▸ YOUR TASK:
Extract every line between the one with "What data populates" and the end of the entries, both included, word for word and free of pictures.

▸ DATA RECORDS:
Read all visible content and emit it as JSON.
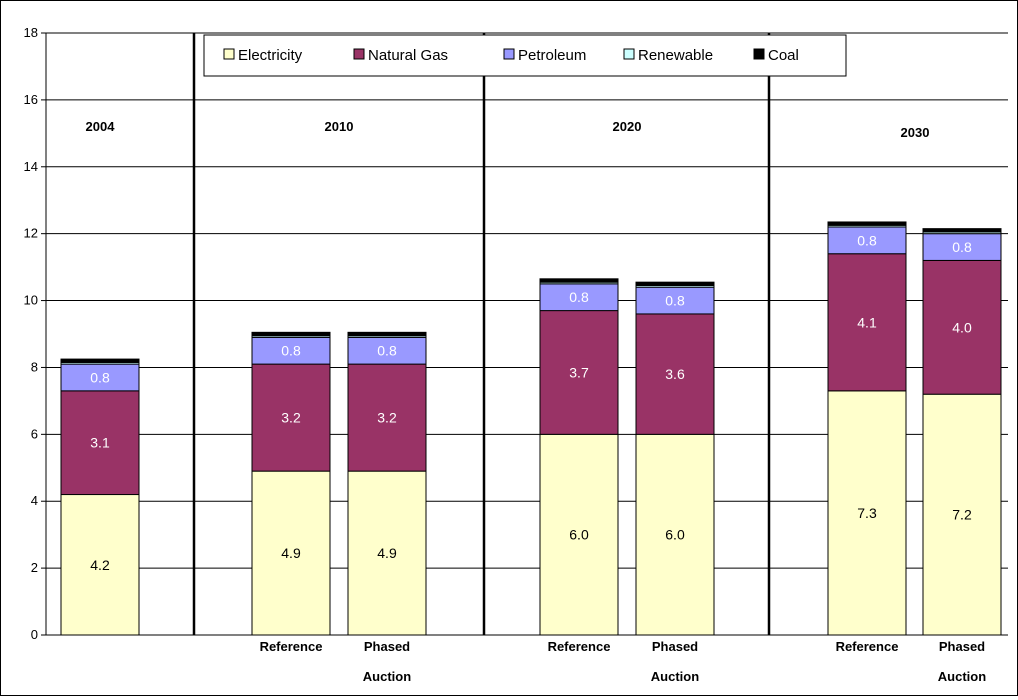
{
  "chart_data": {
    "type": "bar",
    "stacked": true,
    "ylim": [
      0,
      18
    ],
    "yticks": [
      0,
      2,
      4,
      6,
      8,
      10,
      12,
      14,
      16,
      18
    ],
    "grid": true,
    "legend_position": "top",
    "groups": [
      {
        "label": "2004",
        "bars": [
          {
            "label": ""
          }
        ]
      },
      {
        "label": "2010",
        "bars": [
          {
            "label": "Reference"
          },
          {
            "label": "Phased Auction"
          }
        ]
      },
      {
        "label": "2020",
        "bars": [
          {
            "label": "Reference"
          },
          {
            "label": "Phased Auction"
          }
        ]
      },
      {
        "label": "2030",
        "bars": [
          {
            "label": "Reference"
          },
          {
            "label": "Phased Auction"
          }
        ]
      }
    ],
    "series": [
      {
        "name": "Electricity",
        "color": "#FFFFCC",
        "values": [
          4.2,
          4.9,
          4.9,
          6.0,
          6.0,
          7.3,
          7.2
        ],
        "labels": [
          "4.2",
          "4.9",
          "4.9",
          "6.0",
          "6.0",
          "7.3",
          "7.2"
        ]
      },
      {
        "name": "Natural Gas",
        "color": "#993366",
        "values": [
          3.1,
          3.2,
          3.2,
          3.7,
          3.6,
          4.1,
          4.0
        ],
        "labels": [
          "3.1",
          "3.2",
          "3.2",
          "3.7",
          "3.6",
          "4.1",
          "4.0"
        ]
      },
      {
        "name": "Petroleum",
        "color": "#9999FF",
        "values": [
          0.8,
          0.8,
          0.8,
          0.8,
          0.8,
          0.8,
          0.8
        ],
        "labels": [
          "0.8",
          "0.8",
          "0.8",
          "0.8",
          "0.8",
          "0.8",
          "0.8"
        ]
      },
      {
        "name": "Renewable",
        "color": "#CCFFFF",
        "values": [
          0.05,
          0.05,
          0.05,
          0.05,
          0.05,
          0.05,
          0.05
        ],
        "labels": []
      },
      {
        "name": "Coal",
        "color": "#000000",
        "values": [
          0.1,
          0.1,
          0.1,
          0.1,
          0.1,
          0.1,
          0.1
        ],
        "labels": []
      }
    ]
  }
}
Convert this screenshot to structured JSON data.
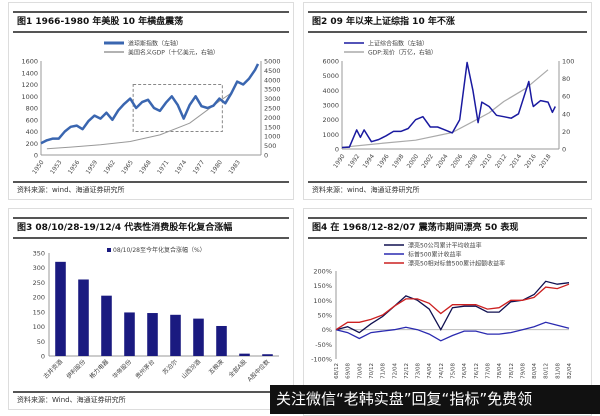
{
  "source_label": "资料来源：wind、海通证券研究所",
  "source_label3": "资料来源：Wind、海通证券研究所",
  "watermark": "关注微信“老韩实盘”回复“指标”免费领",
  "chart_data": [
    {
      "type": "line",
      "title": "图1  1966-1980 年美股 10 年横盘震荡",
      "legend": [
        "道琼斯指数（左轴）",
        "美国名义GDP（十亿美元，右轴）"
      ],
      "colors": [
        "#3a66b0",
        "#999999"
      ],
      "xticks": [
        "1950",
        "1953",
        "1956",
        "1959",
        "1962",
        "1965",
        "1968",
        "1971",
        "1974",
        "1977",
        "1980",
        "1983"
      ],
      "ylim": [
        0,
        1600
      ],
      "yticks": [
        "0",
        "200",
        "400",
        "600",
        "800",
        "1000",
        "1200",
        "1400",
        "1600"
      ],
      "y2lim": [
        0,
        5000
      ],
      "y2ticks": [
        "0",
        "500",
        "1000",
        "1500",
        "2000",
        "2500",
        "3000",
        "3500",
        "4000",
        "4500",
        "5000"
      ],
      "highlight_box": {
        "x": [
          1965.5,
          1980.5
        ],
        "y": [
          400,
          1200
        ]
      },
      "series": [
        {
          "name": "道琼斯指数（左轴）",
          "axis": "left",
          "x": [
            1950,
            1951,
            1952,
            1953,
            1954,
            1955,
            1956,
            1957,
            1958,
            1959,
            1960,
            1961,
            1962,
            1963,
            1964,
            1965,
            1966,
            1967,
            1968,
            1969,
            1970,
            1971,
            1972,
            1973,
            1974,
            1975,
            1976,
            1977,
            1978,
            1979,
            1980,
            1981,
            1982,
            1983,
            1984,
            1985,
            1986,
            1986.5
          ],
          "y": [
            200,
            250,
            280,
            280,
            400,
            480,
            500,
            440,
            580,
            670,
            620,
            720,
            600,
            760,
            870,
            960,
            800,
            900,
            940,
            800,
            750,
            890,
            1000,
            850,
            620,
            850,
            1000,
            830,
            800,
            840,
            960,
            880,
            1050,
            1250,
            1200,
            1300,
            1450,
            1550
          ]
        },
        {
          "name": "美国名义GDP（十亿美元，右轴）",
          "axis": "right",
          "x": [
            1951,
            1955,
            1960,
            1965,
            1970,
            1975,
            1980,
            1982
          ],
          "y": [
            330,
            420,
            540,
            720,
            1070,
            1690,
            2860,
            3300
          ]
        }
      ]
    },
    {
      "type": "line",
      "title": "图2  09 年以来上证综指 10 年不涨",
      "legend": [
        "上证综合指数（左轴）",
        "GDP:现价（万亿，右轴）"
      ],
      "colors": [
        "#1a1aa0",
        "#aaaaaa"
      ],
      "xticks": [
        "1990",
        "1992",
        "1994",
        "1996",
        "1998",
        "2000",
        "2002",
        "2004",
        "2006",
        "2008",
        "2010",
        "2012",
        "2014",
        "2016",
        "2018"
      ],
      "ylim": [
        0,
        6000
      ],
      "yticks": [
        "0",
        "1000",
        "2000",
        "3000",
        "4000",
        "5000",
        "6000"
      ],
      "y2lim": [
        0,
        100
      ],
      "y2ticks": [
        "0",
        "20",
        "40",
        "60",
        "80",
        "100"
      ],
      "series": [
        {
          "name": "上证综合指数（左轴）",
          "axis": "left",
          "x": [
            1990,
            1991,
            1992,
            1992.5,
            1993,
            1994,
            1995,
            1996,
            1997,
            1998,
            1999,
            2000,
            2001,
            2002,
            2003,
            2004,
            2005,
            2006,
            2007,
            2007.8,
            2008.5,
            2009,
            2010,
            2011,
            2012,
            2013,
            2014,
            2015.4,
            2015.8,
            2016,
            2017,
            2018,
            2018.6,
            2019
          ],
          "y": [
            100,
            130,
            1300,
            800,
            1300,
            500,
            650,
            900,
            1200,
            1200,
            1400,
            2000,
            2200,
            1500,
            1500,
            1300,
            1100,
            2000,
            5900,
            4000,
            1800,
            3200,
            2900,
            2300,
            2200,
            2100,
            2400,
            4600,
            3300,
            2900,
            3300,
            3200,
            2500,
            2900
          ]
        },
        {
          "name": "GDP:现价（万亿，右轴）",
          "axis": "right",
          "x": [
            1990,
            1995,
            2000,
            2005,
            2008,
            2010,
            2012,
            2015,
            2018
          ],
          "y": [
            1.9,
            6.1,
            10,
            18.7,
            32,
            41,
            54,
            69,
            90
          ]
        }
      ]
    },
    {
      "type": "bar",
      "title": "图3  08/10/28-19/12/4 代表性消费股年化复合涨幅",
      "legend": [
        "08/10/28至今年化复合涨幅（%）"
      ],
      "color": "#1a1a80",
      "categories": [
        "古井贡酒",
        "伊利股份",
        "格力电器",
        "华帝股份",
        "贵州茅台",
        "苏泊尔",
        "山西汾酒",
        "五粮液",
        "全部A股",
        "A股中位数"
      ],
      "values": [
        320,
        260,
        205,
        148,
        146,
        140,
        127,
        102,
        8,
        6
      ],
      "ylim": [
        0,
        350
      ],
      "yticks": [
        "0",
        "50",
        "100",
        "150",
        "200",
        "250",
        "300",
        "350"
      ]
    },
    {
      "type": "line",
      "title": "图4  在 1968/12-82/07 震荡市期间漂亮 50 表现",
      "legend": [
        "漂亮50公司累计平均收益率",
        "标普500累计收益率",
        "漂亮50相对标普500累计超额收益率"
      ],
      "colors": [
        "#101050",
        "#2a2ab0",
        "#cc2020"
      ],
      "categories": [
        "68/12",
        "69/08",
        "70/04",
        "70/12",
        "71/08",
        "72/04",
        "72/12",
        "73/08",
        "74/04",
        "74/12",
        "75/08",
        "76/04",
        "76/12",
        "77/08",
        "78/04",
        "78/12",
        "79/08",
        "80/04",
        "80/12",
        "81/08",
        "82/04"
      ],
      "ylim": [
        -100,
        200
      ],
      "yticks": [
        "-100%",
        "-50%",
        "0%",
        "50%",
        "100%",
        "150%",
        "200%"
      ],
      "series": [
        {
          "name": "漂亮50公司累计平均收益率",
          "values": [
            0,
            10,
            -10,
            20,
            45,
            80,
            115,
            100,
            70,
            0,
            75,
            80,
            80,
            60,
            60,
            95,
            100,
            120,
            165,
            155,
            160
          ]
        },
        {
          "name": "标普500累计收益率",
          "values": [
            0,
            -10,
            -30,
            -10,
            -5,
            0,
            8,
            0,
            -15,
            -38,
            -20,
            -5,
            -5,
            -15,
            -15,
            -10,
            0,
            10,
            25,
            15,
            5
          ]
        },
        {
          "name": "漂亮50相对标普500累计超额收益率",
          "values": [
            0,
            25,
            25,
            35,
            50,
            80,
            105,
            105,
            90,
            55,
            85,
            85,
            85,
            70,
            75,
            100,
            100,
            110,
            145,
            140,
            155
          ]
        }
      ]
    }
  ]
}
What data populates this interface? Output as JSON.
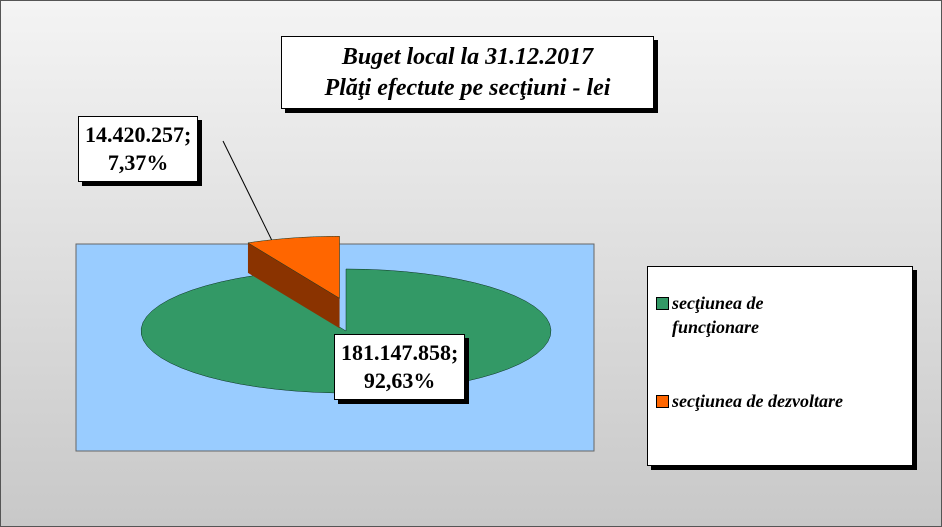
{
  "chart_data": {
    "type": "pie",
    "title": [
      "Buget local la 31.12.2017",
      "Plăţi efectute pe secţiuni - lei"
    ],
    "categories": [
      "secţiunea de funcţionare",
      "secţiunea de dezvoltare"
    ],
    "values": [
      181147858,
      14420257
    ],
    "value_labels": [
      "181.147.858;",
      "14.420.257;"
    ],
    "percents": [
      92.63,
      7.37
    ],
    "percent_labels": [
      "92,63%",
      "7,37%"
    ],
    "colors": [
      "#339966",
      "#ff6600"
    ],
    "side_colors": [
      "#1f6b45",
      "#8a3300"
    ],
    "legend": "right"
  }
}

▸ RESULT:
What data populates this interface? Output as JSON.
{
  "chart_data": {
    "type": "pie",
    "title": [
      "Buget local la 31.12.2017",
      "Plăţi efectute pe secţiuni - lei"
    ],
    "categories": [
      "secţiunea de funcţionare",
      "secţiunea de dezvoltare"
    ],
    "values": [
      181147858,
      14420257
    ],
    "value_labels": [
      "181.147.858;",
      "14.420.257;"
    ],
    "percents": [
      92.63,
      7.37
    ],
    "percent_labels": [
      "92,63%",
      "7,37%"
    ],
    "colors": [
      "#339966",
      "#ff6600"
    ],
    "side_colors": [
      "#1f6b45",
      "#8a3300"
    ],
    "legend": "right"
  }
}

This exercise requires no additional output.